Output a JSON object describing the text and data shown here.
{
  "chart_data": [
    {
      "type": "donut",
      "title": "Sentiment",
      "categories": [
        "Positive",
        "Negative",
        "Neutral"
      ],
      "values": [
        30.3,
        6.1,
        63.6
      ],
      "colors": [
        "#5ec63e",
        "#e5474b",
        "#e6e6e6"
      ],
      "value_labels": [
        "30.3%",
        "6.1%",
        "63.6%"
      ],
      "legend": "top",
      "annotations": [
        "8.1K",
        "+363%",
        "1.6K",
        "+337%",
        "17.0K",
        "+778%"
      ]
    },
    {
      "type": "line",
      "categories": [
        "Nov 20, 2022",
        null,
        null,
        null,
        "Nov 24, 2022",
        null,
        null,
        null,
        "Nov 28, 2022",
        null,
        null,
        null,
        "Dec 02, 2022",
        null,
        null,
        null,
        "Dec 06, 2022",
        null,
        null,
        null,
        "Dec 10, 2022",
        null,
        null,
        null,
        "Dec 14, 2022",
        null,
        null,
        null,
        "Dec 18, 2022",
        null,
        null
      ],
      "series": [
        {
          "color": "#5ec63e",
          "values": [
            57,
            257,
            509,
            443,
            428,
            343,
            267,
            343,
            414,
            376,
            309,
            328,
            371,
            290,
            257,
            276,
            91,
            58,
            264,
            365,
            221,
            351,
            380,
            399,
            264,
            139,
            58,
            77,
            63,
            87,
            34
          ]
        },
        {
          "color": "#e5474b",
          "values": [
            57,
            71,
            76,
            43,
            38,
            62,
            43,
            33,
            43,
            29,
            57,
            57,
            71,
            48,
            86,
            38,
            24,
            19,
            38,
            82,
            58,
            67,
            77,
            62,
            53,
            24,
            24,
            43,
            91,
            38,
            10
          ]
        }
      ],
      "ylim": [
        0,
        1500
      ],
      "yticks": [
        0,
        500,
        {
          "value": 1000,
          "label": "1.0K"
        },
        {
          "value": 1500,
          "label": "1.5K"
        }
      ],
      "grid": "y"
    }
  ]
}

-- Written request --
Write the complete data out, exactly as above.

-- Written answer --
Output a JSON object describing the text and data shown here.
{
  "chart_data": [
    {
      "type": "donut",
      "title": "Sentiment",
      "categories": [
        "Positive",
        "Negative",
        "Neutral"
      ],
      "values": [
        30.3,
        6.1,
        63.6
      ],
      "colors": [
        "#5ec63e",
        "#e5474b",
        "#e6e6e6"
      ],
      "value_labels": [
        "30.3%",
        "6.1%",
        "63.6%"
      ],
      "legend": "top",
      "annotations": [
        "8.1K",
        "+363%",
        "1.6K",
        "+337%",
        "17.0K",
        "+778%"
      ]
    },
    {
      "type": "line",
      "categories": [
        "Nov 20, 2022",
        null,
        null,
        null,
        "Nov 24, 2022",
        null,
        null,
        null,
        "Nov 28, 2022",
        null,
        null,
        null,
        "Dec 02, 2022",
        null,
        null,
        null,
        "Dec 06, 2022",
        null,
        null,
        null,
        "Dec 10, 2022",
        null,
        null,
        null,
        "Dec 14, 2022",
        null,
        null,
        null,
        "Dec 18, 2022",
        null,
        null
      ],
      "series": [
        {
          "color": "#5ec63e",
          "values": [
            57,
            257,
            509,
            443,
            428,
            343,
            267,
            343,
            414,
            376,
            309,
            328,
            371,
            290,
            257,
            276,
            91,
            58,
            264,
            365,
            221,
            351,
            380,
            399,
            264,
            139,
            58,
            77,
            63,
            87,
            34
          ]
        },
        {
          "color": "#e5474b",
          "values": [
            57,
            71,
            76,
            43,
            38,
            62,
            43,
            33,
            43,
            29,
            57,
            57,
            71,
            48,
            86,
            38,
            24,
            19,
            38,
            82,
            58,
            67,
            77,
            62,
            53,
            24,
            24,
            43,
            91,
            38,
            10
          ]
        }
      ],
      "ylim": [
        0,
        1500
      ],
      "yticks": [
        0,
        500,
        {
          "value": 1000,
          "label": "1.0K"
        },
        {
          "value": 1500,
          "label": "1.5K"
        }
      ],
      "grid": "y"
    }
  ]
}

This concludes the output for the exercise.